>> BEGIN GIVEN ENTRIES

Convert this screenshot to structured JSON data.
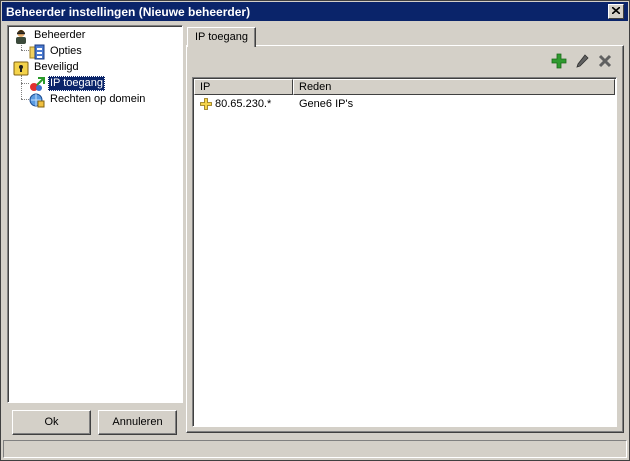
{
  "window": {
    "title": "Beheerder instellingen (Nieuwe beheerder)"
  },
  "tree": {
    "items": [
      {
        "label": "Beheerder",
        "icon": "user-icon"
      },
      {
        "label": "Opties",
        "icon": "options-icon"
      },
      {
        "label": "Beveiligd",
        "icon": "lock-icon"
      },
      {
        "label": "IP toegang",
        "icon": "ip-access-icon",
        "selected": true
      },
      {
        "label": "Rechten op domein",
        "icon": "domain-rights-icon"
      }
    ]
  },
  "buttons": {
    "ok": "Ok",
    "cancel": "Annuleren"
  },
  "tabs": [
    {
      "label": "IP toegang"
    }
  ],
  "toolbar": {
    "add": "add-icon",
    "edit": "edit-icon",
    "delete": "delete-icon"
  },
  "list": {
    "columns": [
      "IP",
      "Reden"
    ],
    "rows": [
      {
        "ip": "80.65.230.*",
        "reason": "Gene6 IP's"
      }
    ]
  },
  "colors": {
    "titlebar": "#0a246a",
    "selection": "#0a246a",
    "face": "#d4d0c8"
  }
}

>> END GIVEN ENTRIES

• GIVEN INSTRUCTION: Read the entries and pick out all lines that include the word "icon".

• CORRECT ANSWER:
        "icon": "user-icon"
        "icon": "options-icon"
        "icon": "lock-icon"
        "icon": "ip-access-icon",
        "icon": "domain-rights-icon"
    "add": "add-icon",
    "edit": "edit-icon",
    "delete": "delete-icon"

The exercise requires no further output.